* What is required *
Output all the data exactly. Pictures do not belong in the copy.

>> begin Input

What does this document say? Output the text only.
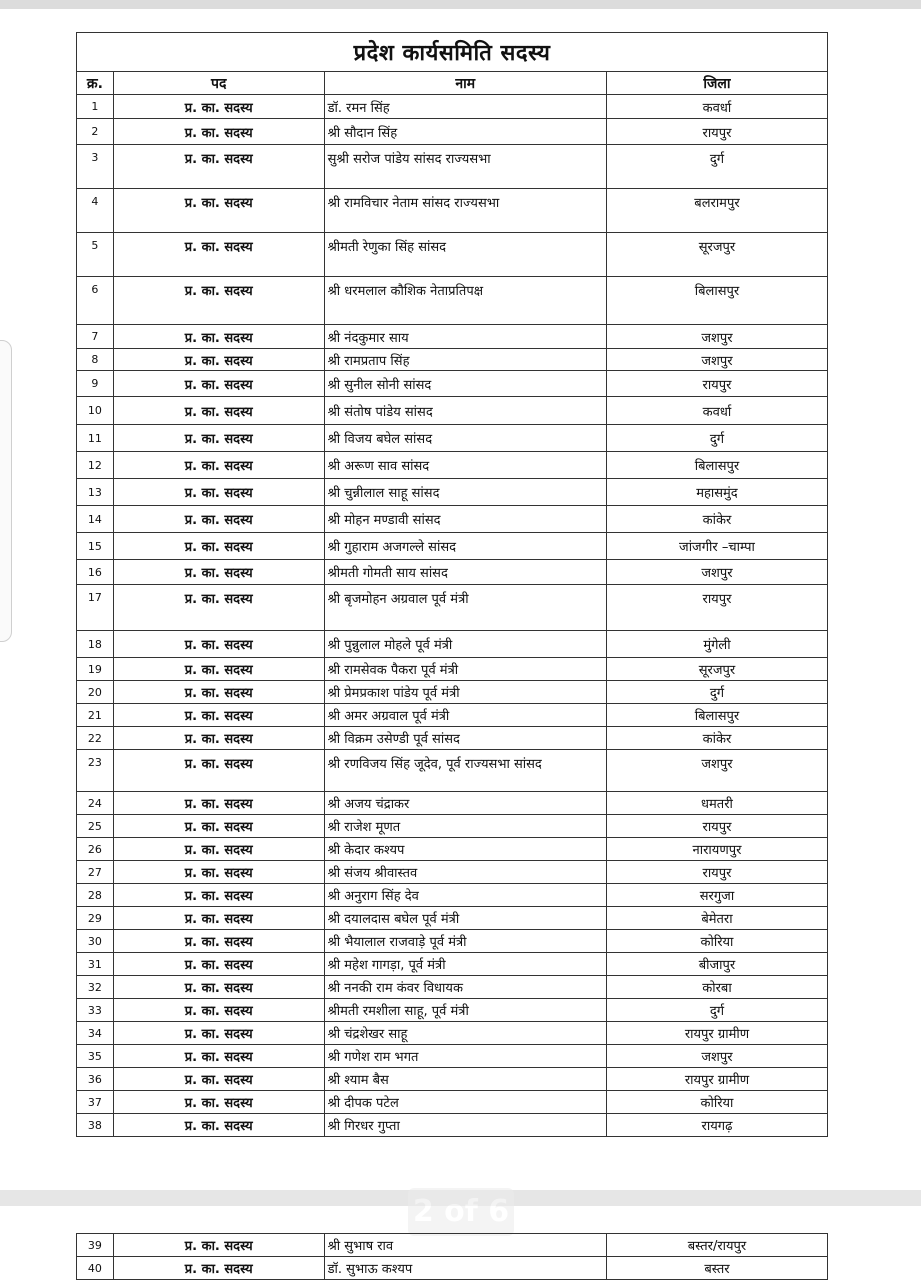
प्रदेश कार्यसमिति सदस्य			
क्र.	पद	नाम	जिला
1	प्र. का. सदस्य	डॉ. रमन सिंह	कवर्धा
2	प्र. का. सदस्य	श्री सौदान सिंह	रायपुर
3	प्र. का. सदस्य	सुश्री सरोज पांडेय सांसद राज्यसभा	दुर्ग
4	प्र. का. सदस्य	श्री रामविचार नेताम सांसद राज्यसभा	बलरामपुर
5	प्र. का. सदस्य	श्रीमती रेणुका सिंह सांसद	सूरजपुर
6	प्र. का. सदस्य	श्री धरमलाल कौशिक नेताप्रतिपक्ष	बिलासपुर
7	प्र. का. सदस्य	श्री नंदकुमार साय	जशपुर
8	प्र. का. सदस्य	श्री रामप्रताप सिंह	जशपुर
9	प्र. का. सदस्य	श्री सुनील सोनी सांसद	रायपुर
10	प्र. का. सदस्य	श्री संतोष पांडेय सांसद	कवर्धा
11	प्र. का. सदस्य	श्री विजय बघेल सांसद	दुर्ग
12	प्र. का. सदस्य	श्री अरूण साव सांसद	बिलासपुर
13	प्र. का. सदस्य	श्री चुन्नीलाल साहू सांसद	महासमुंद
14	प्र. का. सदस्य	श्री मोहन मण्डावी सांसद	कांकेर
15	प्र. का. सदस्य	श्री गुहाराम अजगल्ले सांसद	जांजगीर –चाम्पा
16	प्र. का. सदस्य	श्रीमती गोमती साय सांसद	जशपुर
17	प्र. का. सदस्य	श्री बृजमोहन अग्रवाल पूर्व मंत्री	रायपुर
18	प्र. का. सदस्य	श्री पुन्नुलाल मोहले पूर्व मंत्री	मुंगेली
19	प्र. का. सदस्य	श्री रामसेवक पैकरा पूर्व मंत्री	सूरजपुर
20	प्र. का. सदस्य	श्री प्रेमप्रकाश पांडेय पूर्व मंत्री	दुर्ग
21	प्र. का. सदस्य	श्री अमर अग्रवाल पूर्व मंत्री	बिलासपुर
22	प्र. का. सदस्य	श्री विक्रम उसेण्डी पूर्व सांसद	कांकेर
23	प्र. का. सदस्य	श्री रणविजय सिंह जूदेव, पूर्व राज्यसभा सांसद	जशपुर
24	प्र. का. सदस्य	श्री अजय चंद्राकर	धमतरी
25	प्र. का. सदस्य	श्री राजेश मूणत	रायपुर
26	प्र. का. सदस्य	श्री केदार कश्यप	नारायणपुर
27	प्र. का. सदस्य	श्री संजय श्रीवास्तव	रायपुर
28	प्र. का. सदस्य	श्री अनुराग सिंह देव	सरगुजा
29	प्र. का. सदस्य	श्री दयालदास बघेल पूर्व मंत्री	बेमेतरा
30	प्र. का. सदस्य	श्री भैयालाल राजवाड़े पूर्व मंत्री	कोरिया
31	प्र. का. सदस्य	श्री महेश गागड़ा, पूर्व मंत्री	बीजापुर
32	प्र. का. सदस्य	श्री ननकी राम कंवर विधायक	कोरबा
33	प्र. का. सदस्य	श्रीमती रमशीला साहू, पूर्व मंत्री	दुर्ग
34	प्र. का. सदस्य	श्री चंद्रशेखर साहू	रायपुर ग्रामीण
35	प्र. का. सदस्य	श्री गणेश राम भगत	जशपुर
36	प्र. का. सदस्य	श्री श्याम बैस	रायपुर ग्रामीण
37	प्र. का. सदस्य	श्री दीपक पटेल	कोरिया
38	प्र. का. सदस्य	श्री गिरधर गुप्ता	रायगढ़
2 of 6
39	प्र. का. सदस्य	श्री सुभाष राव	बस्तर/रायपुर
40	प्र. का. सदस्य	डॉ. सुभाऊ कश्यप	बस्तर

>> end Input

* Solution *
What does this document say? Output the text only.
प्रदेश कार्यसमिति सदस्य			
क्र.	पद	नाम	जिला
1	प्र. का. सदस्य	डॉ. रमन सिंह	कवर्धा
2	प्र. का. सदस्य	श्री सौदान सिंह	रायपुर
3	प्र. का. सदस्य	सुश्री सरोज पांडेय सांसद राज्यसभा	दुर्ग
4	प्र. का. सदस्य	श्री रामविचार नेताम सांसद राज्यसभा	बलरामपुर
5	प्र. का. सदस्य	श्रीमती रेणुका सिंह सांसद	सूरजपुर
6	प्र. का. सदस्य	श्री धरमलाल कौशिक नेताप्रतिपक्ष	बिलासपुर
7	प्र. का. सदस्य	श्री नंदकुमार साय	जशपुर
8	प्र. का. सदस्य	श्री रामप्रताप सिंह	जशपुर
9	प्र. का. सदस्य	श्री सुनील सोनी सांसद	रायपुर
10	प्र. का. सदस्य	श्री संतोष पांडेय सांसद	कवर्धा
11	प्र. का. सदस्य	श्री विजय बघेल सांसद	दुर्ग
12	प्र. का. सदस्य	श्री अरूण साव सांसद	बिलासपुर
13	प्र. का. सदस्य	श्री चुन्नीलाल साहू सांसद	महासमुंद
14	प्र. का. सदस्य	श्री मोहन मण्डावी सांसद	कांकेर
15	प्र. का. सदस्य	श्री गुहाराम अजगल्ले सांसद	जांजगीर –चाम्पा
16	प्र. का. सदस्य	श्रीमती गोमती साय सांसद	जशपुर
17	प्र. का. सदस्य	श्री बृजमोहन अग्रवाल पूर्व मंत्री	रायपुर
18	प्र. का. सदस्य	श्री पुन्नुलाल मोहले पूर्व मंत्री	मुंगेली
19	प्र. का. सदस्य	श्री रामसेवक पैकरा पूर्व मंत्री	सूरजपुर
20	प्र. का. सदस्य	श्री प्रेमप्रकाश पांडेय पूर्व मंत्री	दुर्ग
21	प्र. का. सदस्य	श्री अमर अग्रवाल पूर्व मंत्री	बिलासपुर
22	प्र. का. सदस्य	श्री विक्रम उसेण्डी पूर्व सांसद	कांकेर
23	प्र. का. सदस्य	श्री रणविजय सिंह जूदेव, पूर्व राज्यसभा सांसद	जशपुर
24	प्र. का. सदस्य	श्री अजय चंद्राकर	धमतरी
25	प्र. का. सदस्य	श्री राजेश मूणत	रायपुर
26	प्र. का. सदस्य	श्री केदार कश्यप	नारायणपुर
27	प्र. का. सदस्य	श्री संजय श्रीवास्तव	रायपुर
28	प्र. का. सदस्य	श्री अनुराग सिंह देव	सरगुजा
29	प्र. का. सदस्य	श्री दयालदास बघेल पूर्व मंत्री	बेमेतरा
30	प्र. का. सदस्य	श्री भैयालाल राजवाड़े पूर्व मंत्री	कोरिया
31	प्र. का. सदस्य	श्री महेश गागड़ा, पूर्व मंत्री	बीजापुर
32	प्र. का. सदस्य	श्री ननकी राम कंवर विधायक	कोरबा
33	प्र. का. सदस्य	श्रीमती रमशीला साहू, पूर्व मंत्री	दुर्ग
34	प्र. का. सदस्य	श्री चंद्रशेखर साहू	रायपुर ग्रामीण
35	प्र. का. सदस्य	श्री गणेश राम भगत	जशपुर
36	प्र. का. सदस्य	श्री श्याम बैस	रायपुर ग्रामीण
37	प्र. का. सदस्य	श्री दीपक पटेल	कोरिया
38	प्र. का. सदस्य	श्री गिरधर गुप्ता	रायगढ़
2 of 6
39	प्र. का. सदस्य	श्री सुभाष राव	बस्तर/रायपुर
40	प्र. का. सदस्य	डॉ. सुभाऊ कश्यप	बस्तर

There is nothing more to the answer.